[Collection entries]
——————
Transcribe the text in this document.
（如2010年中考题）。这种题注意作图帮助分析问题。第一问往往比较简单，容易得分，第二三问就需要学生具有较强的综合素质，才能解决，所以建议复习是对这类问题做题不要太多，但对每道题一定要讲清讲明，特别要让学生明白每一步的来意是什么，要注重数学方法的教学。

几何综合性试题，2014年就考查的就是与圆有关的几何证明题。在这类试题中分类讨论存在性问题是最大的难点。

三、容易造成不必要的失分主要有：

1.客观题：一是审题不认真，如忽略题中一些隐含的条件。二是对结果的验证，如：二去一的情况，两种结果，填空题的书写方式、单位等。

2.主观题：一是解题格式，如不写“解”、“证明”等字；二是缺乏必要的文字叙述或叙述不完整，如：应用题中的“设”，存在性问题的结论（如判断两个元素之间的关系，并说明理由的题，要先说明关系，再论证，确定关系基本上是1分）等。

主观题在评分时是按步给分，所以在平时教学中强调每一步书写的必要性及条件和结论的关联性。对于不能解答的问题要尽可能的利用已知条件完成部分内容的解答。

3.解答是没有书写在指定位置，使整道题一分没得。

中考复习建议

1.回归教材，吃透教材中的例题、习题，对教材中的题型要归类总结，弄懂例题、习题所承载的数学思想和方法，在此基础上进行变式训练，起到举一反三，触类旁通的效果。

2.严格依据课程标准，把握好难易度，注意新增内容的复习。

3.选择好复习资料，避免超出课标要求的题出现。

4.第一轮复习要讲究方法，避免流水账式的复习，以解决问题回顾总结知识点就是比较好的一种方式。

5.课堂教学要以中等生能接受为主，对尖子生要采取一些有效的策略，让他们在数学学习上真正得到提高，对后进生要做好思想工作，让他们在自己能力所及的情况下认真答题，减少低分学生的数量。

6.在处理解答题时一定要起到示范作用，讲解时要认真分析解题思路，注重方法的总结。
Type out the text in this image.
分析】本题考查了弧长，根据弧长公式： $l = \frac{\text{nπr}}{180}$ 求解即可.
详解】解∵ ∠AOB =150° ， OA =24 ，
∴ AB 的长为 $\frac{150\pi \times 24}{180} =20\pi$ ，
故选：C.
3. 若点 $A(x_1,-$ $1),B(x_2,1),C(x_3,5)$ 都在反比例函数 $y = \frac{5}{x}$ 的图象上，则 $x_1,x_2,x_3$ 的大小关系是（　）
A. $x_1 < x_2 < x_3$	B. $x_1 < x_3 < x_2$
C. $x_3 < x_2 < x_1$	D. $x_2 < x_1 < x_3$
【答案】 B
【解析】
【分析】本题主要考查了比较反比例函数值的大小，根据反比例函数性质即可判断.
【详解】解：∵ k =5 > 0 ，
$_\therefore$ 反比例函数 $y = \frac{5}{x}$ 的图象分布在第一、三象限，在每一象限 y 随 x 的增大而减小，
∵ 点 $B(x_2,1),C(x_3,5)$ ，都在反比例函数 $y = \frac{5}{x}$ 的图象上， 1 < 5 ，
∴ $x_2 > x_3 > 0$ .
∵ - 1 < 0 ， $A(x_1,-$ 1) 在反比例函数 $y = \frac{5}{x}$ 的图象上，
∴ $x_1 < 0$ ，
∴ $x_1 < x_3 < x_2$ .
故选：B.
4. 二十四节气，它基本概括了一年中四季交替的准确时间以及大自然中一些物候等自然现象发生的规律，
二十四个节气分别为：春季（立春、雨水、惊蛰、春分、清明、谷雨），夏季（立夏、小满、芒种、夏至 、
——————
SHORT EXERCISE:
Examine the records and pull out every line where the string "frac" occurs.

ANSWER TO THE EXERCISE:
分析】本题考查了弧长，根据弧长公式： $l = \frac{\text{nπr}}{180}$ 求解即可.
∴ AB 的长为 $\frac{150\pi \times 24}{180} =20\pi$ ，
3. 若点 $A(x_1,-$ $1),B(x_2,1),C(x_3,5)$ 都在反比例函数 $y = \frac{5}{x}$ 的图象上，则 $x_1,x_2,x_3$ 的大小关系是（　）
$_\therefore$ 反比例函数 $y = \frac{5}{x}$ 的图象分布在第一、三象限，在每一象限 y 随 x 的增大而减小，
∵ 点 $B(x_2,1),C(x_3,5)$ ，都在反比例函数 $y = \frac{5}{x}$ 的图象上， 1 < 5 ，
∵ - 1 < 0 ， $A(x_1,-$ 1) 在反比例函数 $y = \frac{5}{x}$ 的图象上，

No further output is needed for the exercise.